** START OF Task inputs **
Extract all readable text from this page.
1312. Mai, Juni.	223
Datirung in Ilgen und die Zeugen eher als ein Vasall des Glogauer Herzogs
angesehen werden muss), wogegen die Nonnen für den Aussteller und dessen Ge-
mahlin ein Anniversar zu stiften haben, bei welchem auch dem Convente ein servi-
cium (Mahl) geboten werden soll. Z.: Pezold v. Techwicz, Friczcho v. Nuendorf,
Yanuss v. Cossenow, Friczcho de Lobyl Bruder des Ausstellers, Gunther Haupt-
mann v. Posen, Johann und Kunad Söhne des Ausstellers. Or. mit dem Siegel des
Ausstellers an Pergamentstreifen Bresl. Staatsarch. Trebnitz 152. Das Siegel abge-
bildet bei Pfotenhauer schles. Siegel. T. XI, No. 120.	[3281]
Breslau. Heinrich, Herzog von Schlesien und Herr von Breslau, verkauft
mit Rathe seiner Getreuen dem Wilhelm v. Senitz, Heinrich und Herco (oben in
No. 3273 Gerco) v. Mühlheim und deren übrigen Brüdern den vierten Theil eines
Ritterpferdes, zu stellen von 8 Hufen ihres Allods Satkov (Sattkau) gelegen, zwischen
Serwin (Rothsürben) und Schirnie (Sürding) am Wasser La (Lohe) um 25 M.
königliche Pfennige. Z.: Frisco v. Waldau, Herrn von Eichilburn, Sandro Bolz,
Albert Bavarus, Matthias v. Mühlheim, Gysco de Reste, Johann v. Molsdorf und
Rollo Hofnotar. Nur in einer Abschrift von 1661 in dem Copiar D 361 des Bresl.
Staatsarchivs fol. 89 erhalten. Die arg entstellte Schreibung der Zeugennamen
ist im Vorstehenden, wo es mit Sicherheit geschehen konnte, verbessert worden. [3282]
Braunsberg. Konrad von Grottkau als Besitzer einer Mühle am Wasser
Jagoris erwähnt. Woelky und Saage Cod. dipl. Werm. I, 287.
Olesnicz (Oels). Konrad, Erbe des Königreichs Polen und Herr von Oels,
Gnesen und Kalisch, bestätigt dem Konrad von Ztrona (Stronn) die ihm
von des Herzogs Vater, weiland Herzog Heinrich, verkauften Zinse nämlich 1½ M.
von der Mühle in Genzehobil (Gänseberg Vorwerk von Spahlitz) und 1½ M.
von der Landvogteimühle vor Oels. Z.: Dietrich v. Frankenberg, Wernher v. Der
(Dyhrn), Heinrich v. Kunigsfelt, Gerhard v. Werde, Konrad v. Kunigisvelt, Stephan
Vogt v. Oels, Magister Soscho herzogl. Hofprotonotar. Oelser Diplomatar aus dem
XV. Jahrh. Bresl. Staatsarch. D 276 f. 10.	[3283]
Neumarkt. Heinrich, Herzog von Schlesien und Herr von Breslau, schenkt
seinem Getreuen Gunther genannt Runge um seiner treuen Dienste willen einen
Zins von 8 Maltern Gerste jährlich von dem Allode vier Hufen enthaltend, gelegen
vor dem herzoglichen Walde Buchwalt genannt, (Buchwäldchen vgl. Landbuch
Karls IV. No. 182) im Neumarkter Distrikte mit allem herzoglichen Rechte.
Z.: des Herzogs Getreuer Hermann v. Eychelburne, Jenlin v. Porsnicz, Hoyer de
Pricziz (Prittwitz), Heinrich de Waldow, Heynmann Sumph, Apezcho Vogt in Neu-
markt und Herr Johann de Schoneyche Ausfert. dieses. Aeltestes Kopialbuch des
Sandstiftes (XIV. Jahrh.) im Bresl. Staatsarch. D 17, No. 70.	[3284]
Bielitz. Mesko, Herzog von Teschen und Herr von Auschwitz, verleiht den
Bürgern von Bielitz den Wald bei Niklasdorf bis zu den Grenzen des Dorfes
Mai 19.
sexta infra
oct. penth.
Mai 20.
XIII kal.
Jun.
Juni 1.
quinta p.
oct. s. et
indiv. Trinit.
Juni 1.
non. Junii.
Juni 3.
** END OF Task inputs **
§ Exercise description
Reproduce each record exactly, leaving nothing out.

§ Exercise answer
Extract all readable text from this page.
1312. Mai, Juni.	223
Datirung in Ilgen und die Zeugen eher als ein Vasall des Glogauer Herzogs
angesehen werden muss), wogegen die Nonnen für den Aussteller und dessen Ge-
mahlin ein Anniversar zu stiften haben, bei welchem auch dem Convente ein servi-
cium (Mahl) geboten werden soll. Z.: Pezold v. Techwicz, Friczcho v. Nuendorf,
Yanuss v. Cossenow, Friczcho de Lobyl Bruder des Ausstellers, Gunther Haupt-
mann v. Posen, Johann und Kunad Söhne des Ausstellers. Or. mit dem Siegel des
Ausstellers an Pergamentstreifen Bresl. Staatsarch. Trebnitz 152. Das Siegel abge-
bildet bei Pfotenhauer schles. Siegel. T. XI, No. 120.	[3281]
Breslau. Heinrich, Herzog von Schlesien und Herr von Breslau, verkauft
mit Rathe seiner Getreuen dem Wilhelm v. Senitz, Heinrich und Herco (oben in
No. 3273 Gerco) v. Mühlheim und deren übrigen Brüdern den vierten Theil eines
Ritterpferdes, zu stellen von 8 Hufen ihres Allods Satkov (Sattkau) gelegen, zwischen
Serwin (Rothsürben) und Schirnie (Sürding) am Wasser La (Lohe) um 25 M.
königliche Pfennige. Z.: Frisco v. Waldau, Herrn von Eichilburn, Sandro Bolz,
Albert Bavarus, Matthias v. Mühlheim, Gysco de Reste, Johann v. Molsdorf und
Rollo Hofnotar. Nur in einer Abschrift von 1661 in dem Copiar D 361 des Bresl.
Staatsarchivs fol. 89 erhalten. Die arg entstellte Schreibung der Zeugennamen
ist im Vorstehenden, wo es mit Sicherheit geschehen konnte, verbessert worden. [3282]
Braunsberg. Konrad von Grottkau als Besitzer einer Mühle am Wasser
Jagoris erwähnt. Woelky und Saage Cod. dipl. Werm. I, 287.
Olesnicz (Oels). Konrad, Erbe des Königreichs Polen und Herr von Oels,
Gnesen und Kalisch, bestätigt dem Konrad von Ztrona (Stronn) die ihm
von des Herzogs Vater, weiland Herzog Heinrich, verkauften Zinse nämlich 1½ M.
von der Mühle in Genzehobil (Gänseberg Vorwerk von Spahlitz) und 1½ M.
von der Landvogteimühle vor Oels. Z.: Dietrich v. Frankenberg, Wernher v. Der
(Dyhrn), Heinrich v. Kunigsfelt, Gerhard v. Werde, Konrad v. Kunigisvelt, Stephan
Vogt v. Oels, Magister Soscho herzogl. Hofprotonotar. Oelser Diplomatar aus dem
XV. Jahrh. Bresl. Staatsarch. D 276 f. 10.	[3283]
Neumarkt. Heinrich, Herzog von Schlesien und Herr von Breslau, schenkt
seinem Getreuen Gunther genannt Runge um seiner treuen Dienste willen einen
Zins von 8 Maltern Gerste jährlich von dem Allode vier Hufen enthaltend, gelegen
vor dem herzoglichen Walde Buchwalt genannt, (Buchwäldchen vgl. Landbuch
Karls IV. No. 182) im Neumarkter Distrikte mit allem herzoglichen Rechte.
Z.: des Herzogs Getreuer Hermann v. Eychelburne, Jenlin v. Porsnicz, Hoyer de
Pricziz (Prittwitz), Heinrich de Waldow, Heynmann Sumph, Apezcho Vogt in Neu-
markt und Herr Johann de Schoneyche Ausfert. dieses. Aeltestes Kopialbuch des
Sandstiftes (XIV. Jahrh.) im Bresl. Staatsarch. D 17, No. 70.	[3284]
Bielitz. Mesko, Herzog von Teschen und Herr von Auschwitz, verleiht den
Bürgern von Bielitz den Wald bei Niklasdorf bis zu den Grenzen des Dorfes
Mai 19.
sexta infra
oct. penth.
Mai 20.
XIII kal.
Jun.
Juni 1.
quinta p.
oct. s. et
indiv. Trinit.
Juni 1.
non. Junii.
Juni 3.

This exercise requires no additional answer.